*WHAT YOU HAVE TO DO:* Copy the lines word for word, from the first line of the records through the line that contains "The inner major surface 23a is at (122, 689).", with both of those lines included.

## Start STORED DATA

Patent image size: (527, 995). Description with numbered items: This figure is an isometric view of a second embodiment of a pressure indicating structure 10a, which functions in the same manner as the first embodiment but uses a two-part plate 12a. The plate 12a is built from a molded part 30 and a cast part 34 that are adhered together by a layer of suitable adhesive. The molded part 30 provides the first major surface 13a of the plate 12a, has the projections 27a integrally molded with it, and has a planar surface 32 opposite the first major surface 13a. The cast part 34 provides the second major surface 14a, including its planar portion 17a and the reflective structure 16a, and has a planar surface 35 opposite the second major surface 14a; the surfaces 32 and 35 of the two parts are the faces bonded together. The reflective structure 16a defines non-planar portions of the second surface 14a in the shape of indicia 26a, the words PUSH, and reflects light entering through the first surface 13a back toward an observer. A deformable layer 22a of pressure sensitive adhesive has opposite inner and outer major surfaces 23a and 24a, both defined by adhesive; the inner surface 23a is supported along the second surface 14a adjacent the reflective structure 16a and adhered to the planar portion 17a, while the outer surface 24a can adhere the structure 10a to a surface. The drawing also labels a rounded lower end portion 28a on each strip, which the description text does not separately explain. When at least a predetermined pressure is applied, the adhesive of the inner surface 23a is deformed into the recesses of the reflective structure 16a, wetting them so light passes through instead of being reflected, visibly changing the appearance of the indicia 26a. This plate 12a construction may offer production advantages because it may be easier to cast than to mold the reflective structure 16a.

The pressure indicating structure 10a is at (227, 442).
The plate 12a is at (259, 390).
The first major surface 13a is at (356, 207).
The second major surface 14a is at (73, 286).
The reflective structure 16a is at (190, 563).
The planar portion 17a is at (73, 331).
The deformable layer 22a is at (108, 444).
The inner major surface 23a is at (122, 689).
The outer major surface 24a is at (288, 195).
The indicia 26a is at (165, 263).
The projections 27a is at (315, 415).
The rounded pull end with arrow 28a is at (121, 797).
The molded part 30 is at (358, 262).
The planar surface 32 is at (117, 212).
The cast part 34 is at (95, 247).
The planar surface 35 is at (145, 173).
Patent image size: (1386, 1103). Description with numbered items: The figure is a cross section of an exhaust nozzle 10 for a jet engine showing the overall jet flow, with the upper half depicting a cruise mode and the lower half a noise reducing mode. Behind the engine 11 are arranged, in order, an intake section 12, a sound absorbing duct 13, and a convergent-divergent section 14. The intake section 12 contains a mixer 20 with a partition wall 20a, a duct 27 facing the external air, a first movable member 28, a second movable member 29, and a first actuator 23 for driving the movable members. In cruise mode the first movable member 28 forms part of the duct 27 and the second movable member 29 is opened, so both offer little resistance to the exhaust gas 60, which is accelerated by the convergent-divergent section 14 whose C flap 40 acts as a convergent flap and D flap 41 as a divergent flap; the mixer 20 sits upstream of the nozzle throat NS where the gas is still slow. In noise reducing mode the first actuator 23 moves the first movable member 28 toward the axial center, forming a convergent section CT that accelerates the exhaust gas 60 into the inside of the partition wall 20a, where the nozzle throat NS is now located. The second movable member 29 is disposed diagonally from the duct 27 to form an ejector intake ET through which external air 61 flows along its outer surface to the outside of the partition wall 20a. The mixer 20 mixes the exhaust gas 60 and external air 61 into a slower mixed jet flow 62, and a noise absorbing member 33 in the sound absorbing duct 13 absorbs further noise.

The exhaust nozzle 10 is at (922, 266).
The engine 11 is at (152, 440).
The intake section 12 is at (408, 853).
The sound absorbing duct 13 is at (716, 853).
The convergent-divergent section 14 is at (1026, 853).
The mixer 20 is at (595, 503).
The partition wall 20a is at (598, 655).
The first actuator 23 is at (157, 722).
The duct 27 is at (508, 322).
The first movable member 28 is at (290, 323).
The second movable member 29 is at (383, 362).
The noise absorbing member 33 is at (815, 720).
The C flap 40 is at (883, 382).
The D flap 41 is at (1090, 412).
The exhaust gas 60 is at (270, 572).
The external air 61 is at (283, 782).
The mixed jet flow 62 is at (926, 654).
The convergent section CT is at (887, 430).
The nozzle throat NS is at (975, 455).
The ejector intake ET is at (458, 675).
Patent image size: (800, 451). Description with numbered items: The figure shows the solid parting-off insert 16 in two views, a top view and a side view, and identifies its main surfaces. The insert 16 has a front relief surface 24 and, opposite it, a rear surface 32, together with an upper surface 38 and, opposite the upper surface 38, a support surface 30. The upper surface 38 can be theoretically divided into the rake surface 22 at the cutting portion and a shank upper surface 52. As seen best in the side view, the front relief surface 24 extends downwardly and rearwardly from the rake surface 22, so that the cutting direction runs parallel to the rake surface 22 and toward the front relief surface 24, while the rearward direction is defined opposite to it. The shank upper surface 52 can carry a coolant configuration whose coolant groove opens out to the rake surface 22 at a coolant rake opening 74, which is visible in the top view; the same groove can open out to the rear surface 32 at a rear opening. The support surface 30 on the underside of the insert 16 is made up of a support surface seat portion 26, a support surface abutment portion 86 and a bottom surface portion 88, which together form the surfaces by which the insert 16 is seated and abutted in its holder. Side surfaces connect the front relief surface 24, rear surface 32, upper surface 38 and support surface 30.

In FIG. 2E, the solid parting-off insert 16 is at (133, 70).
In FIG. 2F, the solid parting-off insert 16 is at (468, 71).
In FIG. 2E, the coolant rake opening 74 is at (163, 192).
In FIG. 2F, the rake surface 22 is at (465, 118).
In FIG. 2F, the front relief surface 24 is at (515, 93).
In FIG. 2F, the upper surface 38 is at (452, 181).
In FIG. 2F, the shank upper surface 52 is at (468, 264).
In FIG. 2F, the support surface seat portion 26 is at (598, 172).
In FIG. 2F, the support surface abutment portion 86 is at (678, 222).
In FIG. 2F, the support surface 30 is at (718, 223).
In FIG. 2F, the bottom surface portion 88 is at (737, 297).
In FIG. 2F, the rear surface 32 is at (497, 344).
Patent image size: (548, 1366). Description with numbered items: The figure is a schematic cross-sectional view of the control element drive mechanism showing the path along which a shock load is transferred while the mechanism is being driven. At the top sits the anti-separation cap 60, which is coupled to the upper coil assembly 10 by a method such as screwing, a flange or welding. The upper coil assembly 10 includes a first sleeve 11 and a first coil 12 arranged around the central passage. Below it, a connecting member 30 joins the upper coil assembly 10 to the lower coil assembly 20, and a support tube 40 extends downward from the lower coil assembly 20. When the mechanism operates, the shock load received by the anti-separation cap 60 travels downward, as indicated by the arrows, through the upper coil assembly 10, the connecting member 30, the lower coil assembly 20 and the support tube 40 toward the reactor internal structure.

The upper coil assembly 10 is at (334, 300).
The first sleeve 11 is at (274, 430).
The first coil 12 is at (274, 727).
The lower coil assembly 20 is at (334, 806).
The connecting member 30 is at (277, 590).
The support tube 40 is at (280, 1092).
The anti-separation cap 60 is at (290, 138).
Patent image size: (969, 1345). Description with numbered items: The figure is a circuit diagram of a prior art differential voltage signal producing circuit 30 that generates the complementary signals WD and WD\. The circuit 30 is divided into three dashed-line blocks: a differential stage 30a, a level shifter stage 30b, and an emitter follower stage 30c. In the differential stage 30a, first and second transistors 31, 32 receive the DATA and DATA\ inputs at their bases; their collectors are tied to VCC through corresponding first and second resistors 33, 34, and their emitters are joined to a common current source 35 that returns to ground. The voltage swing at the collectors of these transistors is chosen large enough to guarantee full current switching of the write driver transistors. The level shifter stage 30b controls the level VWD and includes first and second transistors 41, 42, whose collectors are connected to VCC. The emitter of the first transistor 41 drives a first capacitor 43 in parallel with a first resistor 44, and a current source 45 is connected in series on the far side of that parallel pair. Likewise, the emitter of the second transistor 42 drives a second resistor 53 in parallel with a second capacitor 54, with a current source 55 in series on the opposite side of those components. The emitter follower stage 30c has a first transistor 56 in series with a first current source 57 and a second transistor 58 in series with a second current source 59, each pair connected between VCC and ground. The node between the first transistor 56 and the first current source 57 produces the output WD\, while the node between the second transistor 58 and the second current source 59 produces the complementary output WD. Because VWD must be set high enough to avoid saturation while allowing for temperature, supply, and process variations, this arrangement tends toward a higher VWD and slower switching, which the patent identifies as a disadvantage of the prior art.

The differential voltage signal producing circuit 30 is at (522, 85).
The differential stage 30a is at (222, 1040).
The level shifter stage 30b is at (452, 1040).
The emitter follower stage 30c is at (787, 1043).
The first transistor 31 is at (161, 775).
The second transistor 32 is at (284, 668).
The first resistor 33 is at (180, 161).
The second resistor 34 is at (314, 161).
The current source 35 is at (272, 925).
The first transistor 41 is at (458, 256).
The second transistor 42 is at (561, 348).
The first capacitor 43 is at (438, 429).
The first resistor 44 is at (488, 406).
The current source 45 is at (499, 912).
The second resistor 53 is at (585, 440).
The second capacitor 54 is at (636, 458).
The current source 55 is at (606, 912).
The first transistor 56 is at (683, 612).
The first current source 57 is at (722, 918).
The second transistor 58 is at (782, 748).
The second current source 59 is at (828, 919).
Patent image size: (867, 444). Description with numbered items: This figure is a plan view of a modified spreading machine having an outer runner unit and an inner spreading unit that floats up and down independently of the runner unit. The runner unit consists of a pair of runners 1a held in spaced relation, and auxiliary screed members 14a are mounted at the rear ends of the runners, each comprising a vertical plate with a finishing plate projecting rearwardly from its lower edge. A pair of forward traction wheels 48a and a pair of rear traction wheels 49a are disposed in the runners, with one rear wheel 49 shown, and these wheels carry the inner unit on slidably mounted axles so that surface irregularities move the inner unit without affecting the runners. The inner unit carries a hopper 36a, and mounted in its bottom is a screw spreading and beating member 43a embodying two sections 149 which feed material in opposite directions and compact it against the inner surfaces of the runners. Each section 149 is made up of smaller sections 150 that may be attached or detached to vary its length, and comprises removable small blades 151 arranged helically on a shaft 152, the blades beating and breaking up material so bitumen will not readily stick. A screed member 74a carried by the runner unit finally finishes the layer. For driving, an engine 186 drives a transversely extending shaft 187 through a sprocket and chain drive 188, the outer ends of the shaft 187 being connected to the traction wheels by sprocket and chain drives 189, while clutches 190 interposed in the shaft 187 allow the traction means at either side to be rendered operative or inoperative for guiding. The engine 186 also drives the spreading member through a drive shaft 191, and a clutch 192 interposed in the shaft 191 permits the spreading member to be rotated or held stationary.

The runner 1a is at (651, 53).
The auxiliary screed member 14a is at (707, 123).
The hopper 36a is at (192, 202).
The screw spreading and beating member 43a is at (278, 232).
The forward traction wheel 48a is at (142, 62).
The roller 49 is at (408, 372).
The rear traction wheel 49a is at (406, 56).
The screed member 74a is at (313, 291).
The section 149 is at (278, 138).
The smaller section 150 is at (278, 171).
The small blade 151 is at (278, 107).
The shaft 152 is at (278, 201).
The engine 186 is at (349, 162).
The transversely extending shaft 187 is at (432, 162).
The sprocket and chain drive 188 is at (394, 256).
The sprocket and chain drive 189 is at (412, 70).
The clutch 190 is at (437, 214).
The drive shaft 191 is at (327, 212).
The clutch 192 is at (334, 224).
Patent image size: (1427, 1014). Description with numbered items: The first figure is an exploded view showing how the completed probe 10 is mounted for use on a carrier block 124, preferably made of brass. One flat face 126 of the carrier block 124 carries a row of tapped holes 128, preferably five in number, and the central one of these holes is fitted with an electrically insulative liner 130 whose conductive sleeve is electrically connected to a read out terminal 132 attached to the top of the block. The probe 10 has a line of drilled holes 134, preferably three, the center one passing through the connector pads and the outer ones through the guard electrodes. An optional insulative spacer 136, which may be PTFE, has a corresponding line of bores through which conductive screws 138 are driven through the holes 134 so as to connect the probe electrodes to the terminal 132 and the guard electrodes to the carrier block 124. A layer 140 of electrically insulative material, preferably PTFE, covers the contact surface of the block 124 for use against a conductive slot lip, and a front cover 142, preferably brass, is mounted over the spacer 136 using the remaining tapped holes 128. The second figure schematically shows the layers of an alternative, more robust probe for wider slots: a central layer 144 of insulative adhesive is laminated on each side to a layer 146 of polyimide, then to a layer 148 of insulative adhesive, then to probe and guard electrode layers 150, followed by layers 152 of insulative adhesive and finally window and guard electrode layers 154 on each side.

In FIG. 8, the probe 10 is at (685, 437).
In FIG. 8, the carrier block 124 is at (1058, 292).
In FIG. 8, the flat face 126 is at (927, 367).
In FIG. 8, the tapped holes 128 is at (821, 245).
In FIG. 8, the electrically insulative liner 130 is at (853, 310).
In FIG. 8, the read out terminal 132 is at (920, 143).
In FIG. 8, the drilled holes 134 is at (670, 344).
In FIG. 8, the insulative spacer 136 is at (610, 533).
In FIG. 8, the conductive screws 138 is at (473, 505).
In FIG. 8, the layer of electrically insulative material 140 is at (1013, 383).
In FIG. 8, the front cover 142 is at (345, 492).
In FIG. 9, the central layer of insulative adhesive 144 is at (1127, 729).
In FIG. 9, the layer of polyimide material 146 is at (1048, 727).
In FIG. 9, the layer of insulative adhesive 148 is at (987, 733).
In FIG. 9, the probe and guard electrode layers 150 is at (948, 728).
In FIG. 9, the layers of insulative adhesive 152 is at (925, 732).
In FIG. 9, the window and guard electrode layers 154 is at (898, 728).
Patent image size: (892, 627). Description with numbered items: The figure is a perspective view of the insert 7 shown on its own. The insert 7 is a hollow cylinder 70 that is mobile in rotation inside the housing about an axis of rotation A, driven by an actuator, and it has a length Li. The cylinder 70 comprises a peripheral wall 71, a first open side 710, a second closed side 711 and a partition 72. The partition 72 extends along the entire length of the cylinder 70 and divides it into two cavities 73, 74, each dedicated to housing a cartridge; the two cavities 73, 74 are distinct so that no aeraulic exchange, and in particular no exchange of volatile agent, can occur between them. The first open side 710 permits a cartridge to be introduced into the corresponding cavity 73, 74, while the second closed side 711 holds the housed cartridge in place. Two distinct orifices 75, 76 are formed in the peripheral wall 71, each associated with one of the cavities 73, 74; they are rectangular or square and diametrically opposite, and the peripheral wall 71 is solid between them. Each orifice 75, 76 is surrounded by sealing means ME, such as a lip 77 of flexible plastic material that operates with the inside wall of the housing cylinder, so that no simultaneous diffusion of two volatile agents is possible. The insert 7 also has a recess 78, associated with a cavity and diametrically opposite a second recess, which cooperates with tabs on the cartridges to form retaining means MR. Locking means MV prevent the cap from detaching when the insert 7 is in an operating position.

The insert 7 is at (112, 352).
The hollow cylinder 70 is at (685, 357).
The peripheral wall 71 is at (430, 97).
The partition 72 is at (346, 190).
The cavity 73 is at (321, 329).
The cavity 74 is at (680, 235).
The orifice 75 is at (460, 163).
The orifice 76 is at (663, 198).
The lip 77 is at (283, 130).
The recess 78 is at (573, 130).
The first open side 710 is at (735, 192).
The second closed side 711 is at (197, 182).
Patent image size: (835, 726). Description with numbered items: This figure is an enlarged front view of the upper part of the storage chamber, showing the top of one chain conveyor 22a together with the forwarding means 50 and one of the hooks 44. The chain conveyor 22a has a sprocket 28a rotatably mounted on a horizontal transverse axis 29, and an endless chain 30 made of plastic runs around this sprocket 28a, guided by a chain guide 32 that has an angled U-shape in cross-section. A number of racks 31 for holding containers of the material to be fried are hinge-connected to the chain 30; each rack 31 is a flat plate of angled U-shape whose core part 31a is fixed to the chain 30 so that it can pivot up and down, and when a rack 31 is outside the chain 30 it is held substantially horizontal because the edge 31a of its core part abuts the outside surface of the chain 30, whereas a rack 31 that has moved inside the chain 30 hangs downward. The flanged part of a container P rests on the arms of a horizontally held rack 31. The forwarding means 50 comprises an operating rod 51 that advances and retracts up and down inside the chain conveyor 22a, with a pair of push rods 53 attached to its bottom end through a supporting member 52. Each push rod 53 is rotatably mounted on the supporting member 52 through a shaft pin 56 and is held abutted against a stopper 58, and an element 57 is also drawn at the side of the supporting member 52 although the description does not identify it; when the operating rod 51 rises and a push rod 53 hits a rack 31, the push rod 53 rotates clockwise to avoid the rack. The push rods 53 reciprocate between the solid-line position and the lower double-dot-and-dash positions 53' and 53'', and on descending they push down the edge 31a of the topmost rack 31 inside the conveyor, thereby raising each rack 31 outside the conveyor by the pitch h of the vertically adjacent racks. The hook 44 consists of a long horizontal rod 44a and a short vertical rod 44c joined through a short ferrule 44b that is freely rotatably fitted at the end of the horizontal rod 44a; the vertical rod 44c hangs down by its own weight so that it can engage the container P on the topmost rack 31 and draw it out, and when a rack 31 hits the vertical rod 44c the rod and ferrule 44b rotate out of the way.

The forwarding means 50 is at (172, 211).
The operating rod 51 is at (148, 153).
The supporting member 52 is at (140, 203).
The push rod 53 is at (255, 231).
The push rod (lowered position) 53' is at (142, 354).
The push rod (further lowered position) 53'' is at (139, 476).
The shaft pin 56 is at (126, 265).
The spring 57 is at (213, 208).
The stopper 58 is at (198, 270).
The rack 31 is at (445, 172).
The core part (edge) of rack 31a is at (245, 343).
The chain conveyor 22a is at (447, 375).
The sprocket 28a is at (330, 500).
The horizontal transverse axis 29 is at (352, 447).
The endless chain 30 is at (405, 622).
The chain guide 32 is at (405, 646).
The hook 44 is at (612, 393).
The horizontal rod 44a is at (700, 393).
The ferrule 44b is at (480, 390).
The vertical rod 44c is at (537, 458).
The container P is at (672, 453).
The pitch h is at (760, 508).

## End STORED DATA

*RESULT OF THE EXERCISE:*
Patent image size: (527, 995). Description with numbered items: This figure is an isometric view of a second embodiment of a pressure indicating structure 10a, which functions in the same manner as the first embodiment but uses a two-part plate 12a. The plate 12a is built from a molded part 30 and a cast part 34 that are adhered together by a layer of suitable adhesive. The molded part 30 provides the first major surface 13a of the plate 12a, has the projections 27a integrally molded with it, and has a planar surface 32 opposite the first major surface 13a. The cast part 34 provides the second major surface 14a, including its planar portion 17a and the reflective structure 16a, and has a planar surface 35 opposite the second major surface 14a; the surfaces 32 and 35 of the two parts are the faces bonded together. The reflective structure 16a defines non-planar portions of the second surface 14a in the shape of indicia 26a, the words PUSH, and reflects light entering through the first surface 13a back toward an observer. A deformable layer 22a of pressure sensitive adhesive has opposite inner and outer major surfaces 23a and 24a, both defined by adhesive; the inner surface 23a is supported along the second surface 14a adjacent the reflective structure 16a and adhered to the planar portion 17a, while the outer surface 24a can adhere the structure 10a to a surface. The drawing also labels a rounded lower end portion 28a on each strip, which the description text does not separately explain. When at least a predetermined pressure is applied, the adhesive of the inner surface 23a is deformed into the recesses of the reflective structure 16a, wetting them so light passes through instead of being reflected, visibly changing the appearance of the indicia 26a. This plate 12a construction may offer production advantages because it may be easier to cast than to mold the reflective structure 16a.

The pressure indicating structure 10a is at (227, 442).
The plate 12a is at (259, 390).
The first major surface 13a is at (356, 207).
The second major surface 14a is at (73, 286).
The reflective structure 16a is at (190, 563).
The planar portion 17a is at (73, 331).
The deformable layer 22a is at (108, 444).
The inner major surface 23a is at (122, 689).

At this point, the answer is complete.